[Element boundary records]
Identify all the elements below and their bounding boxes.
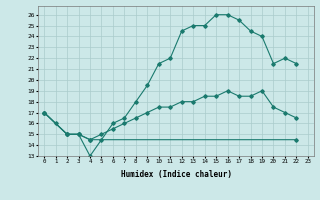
X-axis label: Humidex (Indice chaleur): Humidex (Indice chaleur) [121, 170, 231, 179]
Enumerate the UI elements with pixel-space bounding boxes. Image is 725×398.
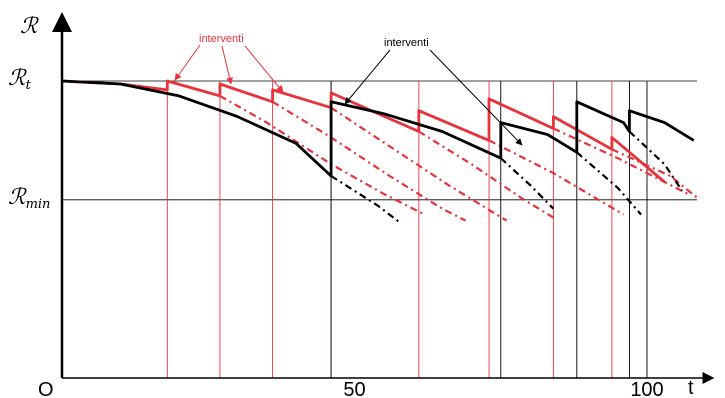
annotation-black: interventi	[344, 37, 523, 146]
series-red-solid-0	[61, 79, 666, 184]
annotation-red-text: interventi	[199, 33, 244, 45]
x-tick-labels: 50 100	[343, 379, 663, 398]
y-axis-label: ℛ	[20, 14, 39, 39]
y-level-label-rt: ℛt	[8, 66, 32, 93]
series-red-dashed-1	[219, 94, 426, 216]
level-lines	[62, 80, 697, 201]
x-tick-label-0: 50	[343, 379, 365, 398]
series-red-dashed-5	[488, 139, 625, 216]
y-level-labels: ℛt ℛmin	[8, 66, 50, 212]
series-red-dashed-3	[330, 106, 508, 222]
x-tick-label-1: 100	[630, 379, 663, 398]
series-group	[61, 79, 701, 225]
annotation-red-arrow-3	[244, 45, 284, 93]
origin-label: O	[38, 379, 54, 398]
annotation-red-arrow-2	[221, 45, 233, 85]
annotation-black-arrow-2	[429, 49, 523, 146]
x-axis-label: t	[688, 377, 694, 398]
annotation-red-arrow-1	[174, 44, 201, 81]
series-red-dashed-2	[272, 100, 467, 222]
annotation-black-arrow-1	[344, 49, 391, 105]
annotation-black-text: interventi	[384, 37, 429, 49]
y-level-label-rmin: ℛmin	[8, 185, 50, 212]
annotation-red: interventi	[174, 33, 284, 93]
series-black-dashed-10	[500, 157, 555, 210]
series-red-dashed-4	[418, 130, 554, 219]
series-red-dashed-6	[552, 127, 689, 195]
series-red-dashed-7	[611, 148, 701, 201]
series-black-dashed-11	[576, 151, 642, 216]
series-black-dashed-9	[330, 175, 402, 225]
series-black-solid-8	[61, 79, 695, 178]
series-black-dashed-12	[628, 130, 684, 192]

▸ YOUR GOAL
Output every line of the records above as a JSON list of strings, one string per line, skipping blank lines. Omit the picture lines.

▸ ANSWER TO THE PROBLEM
[
  "Identify all the elements below and their bounding boxes.",
  "X-axis label: Humidex (Indice chaleur): Humidex (Indice chaleur) [121, 170, 231, 179]",
  "Enumerate the UI elements with pixel-space bounding boxes. Image is 725×398.",
  "annotation-black: interventi\t[344, 37, 523, 146]",
  "series-red-solid-0\t[61, 79, 666, 184]",
  "annotation-red-text: interventi\t[199, 33, 244, 45]",
  "x-tick-labels: 50 100\t[343, 379, 663, 398]",
  "y-axis-label: ℛ\t[20, 14, 39, 39]",
  "y-level-label-rt: ℛt\t[8, 66, 32, 93]",
  "series-red-dashed-1\t[219, 94, 426, 216]",
  "level-lines\t[62, 80, 697, 201]",
  "x-tick-label-0: 50\t[343, 379, 365, 398]",
  "series-red-dashed-5\t[488, 139, 625, 216]",
  "y-level-labels: ℛt ℛmin\t[8, 66, 50, 212]",
  "series-red-dashed-3\t[330, 106, 508, 222]",
  "x-tick-label-1: 100\t[630, 379, 663, 398]",
  "series-group\t[61, 79, 701, 225]",
  "annotation-red-arrow-3\t[244, 45, 284, 93]",
  "origin-label: O\t[38, 379, 54, 398]",
  "annotation-red-arrow-2\t[221, 45, 233, 85]",
  "annotation-black-arrow-2\t[429, 49, 523, 146]",
  "x-axis-label: t\t[688, 377, 694, 398]",
  "annotation-red-arrow-1\t[174, 44, 201, 81]",
  "series-red-dashed-2\t[272, 100, 467, 222]",
  "annotation-black-arrow-1\t[344, 49, 391, 105]",
  "annotation-black-text: interventi\t[384, 37, 429, 49]",
  "y-level-label-rmin: ℛmin\t[8, 185, 50, 212]",
  "annotation-red: interventi\t[174, 33, 284, 93]",
  "series-black-dashed-10\t[500, 157, 555, 210]",
  "series-red-dashed-4\t[418, 130, 554, 219]",
  "series-red-dashed-6\t[552, 127, 689, 195]",
  "series-red-dashed-7\t[611, 148, 701, 201]",
  "series-black-dashed-11\t[576, 151, 642, 216]",
  "series-black-dashed-9\t[330, 175, 402, 225]",
  "series-black-solid-8\t[61, 79, 695, 178]",
  "series-black-dashed-12\t[628, 130, 684, 192]"
]